Set exercise:
Copy the lines below word for word, starting with the line that contains "595, 81, 611]" and going on through the line that contains "567, 753, 642]".
######
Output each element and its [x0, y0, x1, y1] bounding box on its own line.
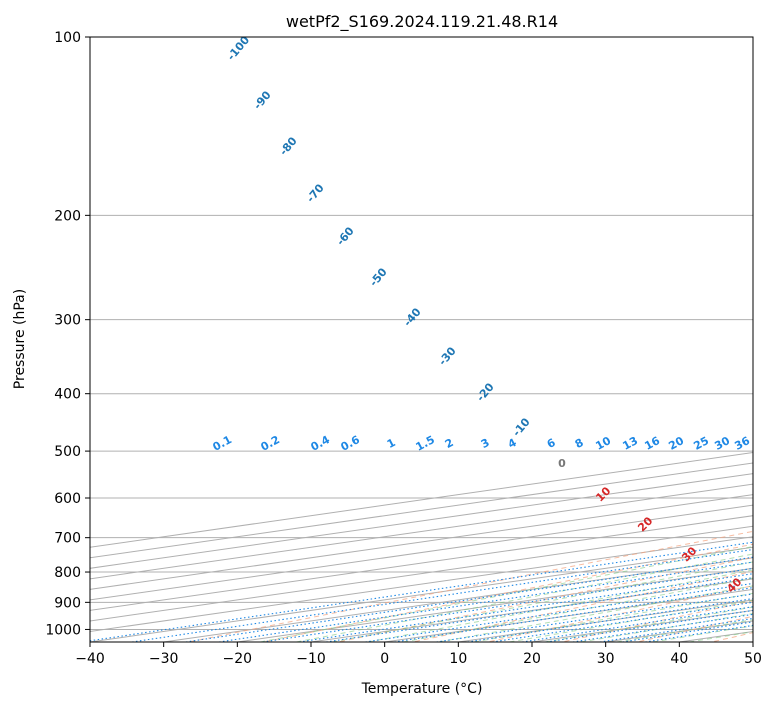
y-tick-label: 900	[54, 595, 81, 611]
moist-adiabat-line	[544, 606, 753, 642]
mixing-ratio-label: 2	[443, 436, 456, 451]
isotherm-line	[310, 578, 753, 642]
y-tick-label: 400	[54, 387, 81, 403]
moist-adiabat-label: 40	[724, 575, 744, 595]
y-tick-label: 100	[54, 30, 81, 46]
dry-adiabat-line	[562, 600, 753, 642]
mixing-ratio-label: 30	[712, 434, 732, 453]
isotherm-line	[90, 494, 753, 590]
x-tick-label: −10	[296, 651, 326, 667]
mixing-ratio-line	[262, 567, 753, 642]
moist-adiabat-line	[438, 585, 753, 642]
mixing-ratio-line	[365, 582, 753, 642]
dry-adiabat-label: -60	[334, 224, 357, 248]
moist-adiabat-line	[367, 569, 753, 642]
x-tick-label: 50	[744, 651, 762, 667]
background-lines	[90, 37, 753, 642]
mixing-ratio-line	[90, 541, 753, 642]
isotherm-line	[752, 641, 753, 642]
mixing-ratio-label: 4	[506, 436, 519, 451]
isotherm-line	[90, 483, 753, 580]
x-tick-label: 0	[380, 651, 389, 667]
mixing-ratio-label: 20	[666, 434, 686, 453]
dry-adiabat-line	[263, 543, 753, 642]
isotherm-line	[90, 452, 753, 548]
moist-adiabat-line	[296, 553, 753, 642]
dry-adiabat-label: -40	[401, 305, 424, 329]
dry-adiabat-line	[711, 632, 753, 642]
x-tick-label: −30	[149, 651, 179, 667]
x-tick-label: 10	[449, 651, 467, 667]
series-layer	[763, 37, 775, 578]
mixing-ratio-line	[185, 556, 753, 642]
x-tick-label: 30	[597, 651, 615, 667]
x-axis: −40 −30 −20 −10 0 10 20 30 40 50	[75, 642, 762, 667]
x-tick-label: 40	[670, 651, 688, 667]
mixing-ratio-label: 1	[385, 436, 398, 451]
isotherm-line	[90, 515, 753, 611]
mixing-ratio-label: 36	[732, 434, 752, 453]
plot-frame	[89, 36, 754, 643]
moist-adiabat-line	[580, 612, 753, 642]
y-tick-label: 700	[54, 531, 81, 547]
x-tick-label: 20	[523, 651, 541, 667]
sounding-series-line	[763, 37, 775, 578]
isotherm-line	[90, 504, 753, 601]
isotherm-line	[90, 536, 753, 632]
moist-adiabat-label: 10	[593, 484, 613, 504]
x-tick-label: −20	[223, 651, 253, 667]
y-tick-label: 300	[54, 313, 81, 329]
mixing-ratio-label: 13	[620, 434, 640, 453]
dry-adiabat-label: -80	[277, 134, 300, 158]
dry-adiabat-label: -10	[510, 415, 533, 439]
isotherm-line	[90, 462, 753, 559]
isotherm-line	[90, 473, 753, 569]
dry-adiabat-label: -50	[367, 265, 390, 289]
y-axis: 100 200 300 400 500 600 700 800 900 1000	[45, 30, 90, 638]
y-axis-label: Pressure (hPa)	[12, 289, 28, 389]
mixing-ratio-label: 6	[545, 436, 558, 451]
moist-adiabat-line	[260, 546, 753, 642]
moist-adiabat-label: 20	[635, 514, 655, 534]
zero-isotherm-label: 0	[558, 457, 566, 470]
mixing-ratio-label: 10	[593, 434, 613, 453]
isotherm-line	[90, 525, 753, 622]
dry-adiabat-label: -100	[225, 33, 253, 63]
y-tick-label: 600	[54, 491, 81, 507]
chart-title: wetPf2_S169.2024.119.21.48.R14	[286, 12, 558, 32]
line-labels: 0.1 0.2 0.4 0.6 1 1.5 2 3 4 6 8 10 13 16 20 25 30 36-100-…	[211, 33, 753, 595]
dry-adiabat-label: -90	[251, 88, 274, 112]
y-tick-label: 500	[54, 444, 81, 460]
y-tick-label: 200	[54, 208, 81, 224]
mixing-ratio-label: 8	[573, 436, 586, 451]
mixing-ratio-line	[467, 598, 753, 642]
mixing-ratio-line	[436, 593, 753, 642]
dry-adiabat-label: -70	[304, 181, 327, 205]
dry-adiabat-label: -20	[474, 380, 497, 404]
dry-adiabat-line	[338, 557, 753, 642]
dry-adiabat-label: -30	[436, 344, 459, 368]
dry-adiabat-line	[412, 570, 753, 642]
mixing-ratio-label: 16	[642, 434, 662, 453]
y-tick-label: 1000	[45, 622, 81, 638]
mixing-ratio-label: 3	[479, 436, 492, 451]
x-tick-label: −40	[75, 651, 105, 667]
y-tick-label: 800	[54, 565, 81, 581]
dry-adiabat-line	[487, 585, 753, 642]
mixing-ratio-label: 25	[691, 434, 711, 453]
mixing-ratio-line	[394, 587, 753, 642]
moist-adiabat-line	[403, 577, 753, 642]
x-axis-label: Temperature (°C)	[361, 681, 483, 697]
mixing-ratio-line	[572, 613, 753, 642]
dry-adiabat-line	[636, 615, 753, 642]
######
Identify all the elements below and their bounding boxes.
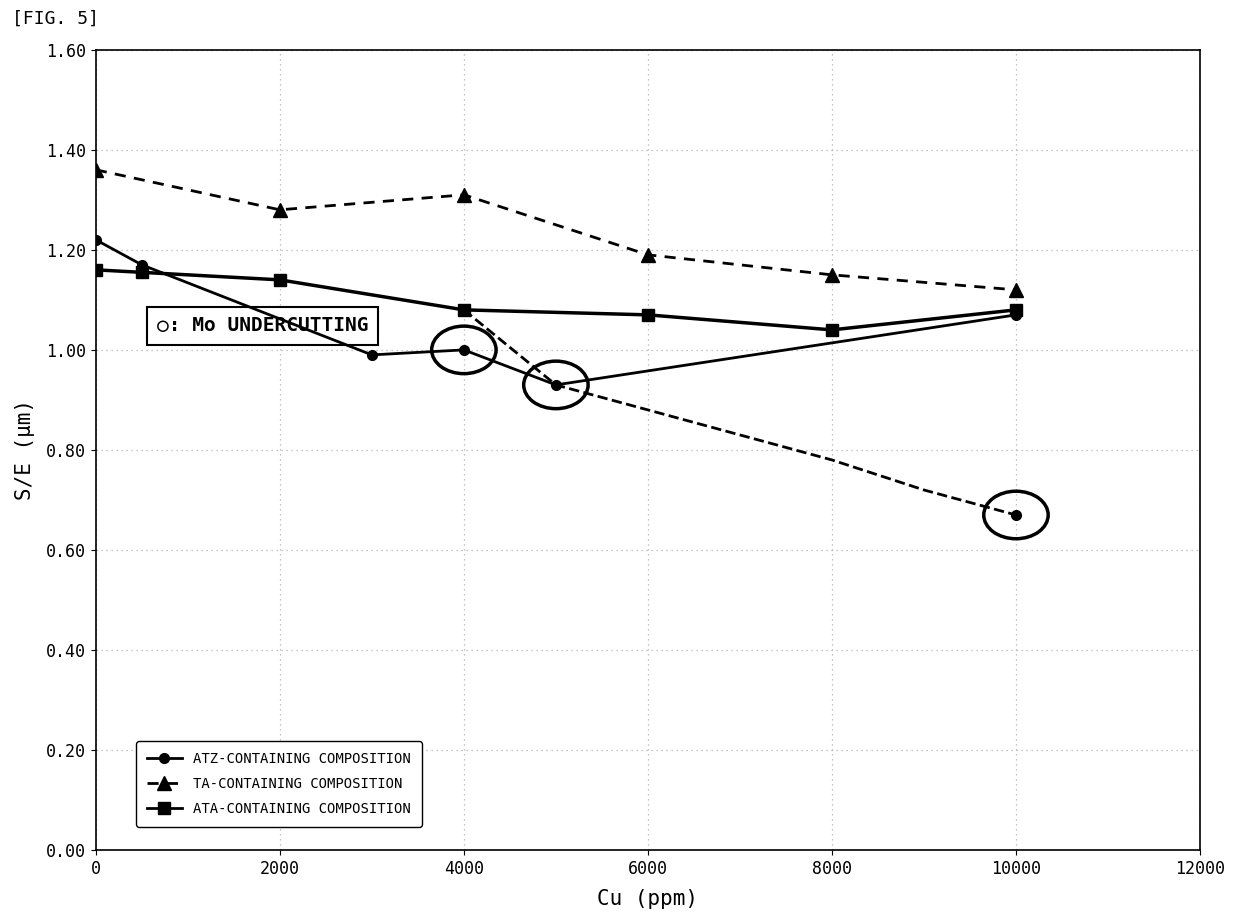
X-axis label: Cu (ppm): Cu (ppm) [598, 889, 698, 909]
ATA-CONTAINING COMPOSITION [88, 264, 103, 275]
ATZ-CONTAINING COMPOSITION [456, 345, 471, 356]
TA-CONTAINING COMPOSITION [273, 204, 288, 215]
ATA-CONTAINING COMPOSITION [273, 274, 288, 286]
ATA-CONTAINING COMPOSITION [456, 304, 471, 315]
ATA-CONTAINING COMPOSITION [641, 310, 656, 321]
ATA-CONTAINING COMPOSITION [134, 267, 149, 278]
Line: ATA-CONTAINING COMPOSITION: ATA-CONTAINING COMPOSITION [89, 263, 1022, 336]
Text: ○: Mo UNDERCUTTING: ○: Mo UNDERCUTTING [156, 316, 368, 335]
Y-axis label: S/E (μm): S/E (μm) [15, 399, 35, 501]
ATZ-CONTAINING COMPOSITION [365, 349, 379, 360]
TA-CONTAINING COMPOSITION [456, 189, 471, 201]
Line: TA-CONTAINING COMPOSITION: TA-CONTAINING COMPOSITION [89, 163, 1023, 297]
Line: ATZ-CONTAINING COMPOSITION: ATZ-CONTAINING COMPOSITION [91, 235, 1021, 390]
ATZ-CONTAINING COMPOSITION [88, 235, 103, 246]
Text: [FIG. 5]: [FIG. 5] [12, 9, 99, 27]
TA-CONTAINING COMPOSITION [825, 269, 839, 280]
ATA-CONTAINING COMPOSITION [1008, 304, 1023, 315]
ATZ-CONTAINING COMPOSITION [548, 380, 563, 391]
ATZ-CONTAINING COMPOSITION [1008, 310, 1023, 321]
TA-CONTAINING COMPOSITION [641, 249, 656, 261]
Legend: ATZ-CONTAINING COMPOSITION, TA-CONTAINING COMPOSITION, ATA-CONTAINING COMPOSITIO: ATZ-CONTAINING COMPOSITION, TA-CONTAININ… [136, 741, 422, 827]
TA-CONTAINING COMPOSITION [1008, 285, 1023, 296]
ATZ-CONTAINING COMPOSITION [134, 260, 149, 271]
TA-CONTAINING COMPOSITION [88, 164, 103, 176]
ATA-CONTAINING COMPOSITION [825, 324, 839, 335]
######
In response:
y-tick-label: 900	[54, 595, 81, 611]
moist-adiabat-line	[544, 606, 753, 642]
mixing-ratio-label: 2	[443, 436, 456, 451]
isotherm-line	[310, 578, 753, 642]
y-tick-label: 400	[54, 387, 81, 403]
moist-adiabat-label: 40	[724, 575, 744, 595]
y-tick-label: 100	[54, 30, 81, 46]
dry-adiabat-line	[562, 600, 753, 642]
mixing-ratio-label: 30	[712, 434, 732, 453]
isotherm-line	[90, 494, 753, 590]
x-tick-label: −10	[296, 651, 326, 667]
mixing-ratio-line	[262, 567, 753, 642]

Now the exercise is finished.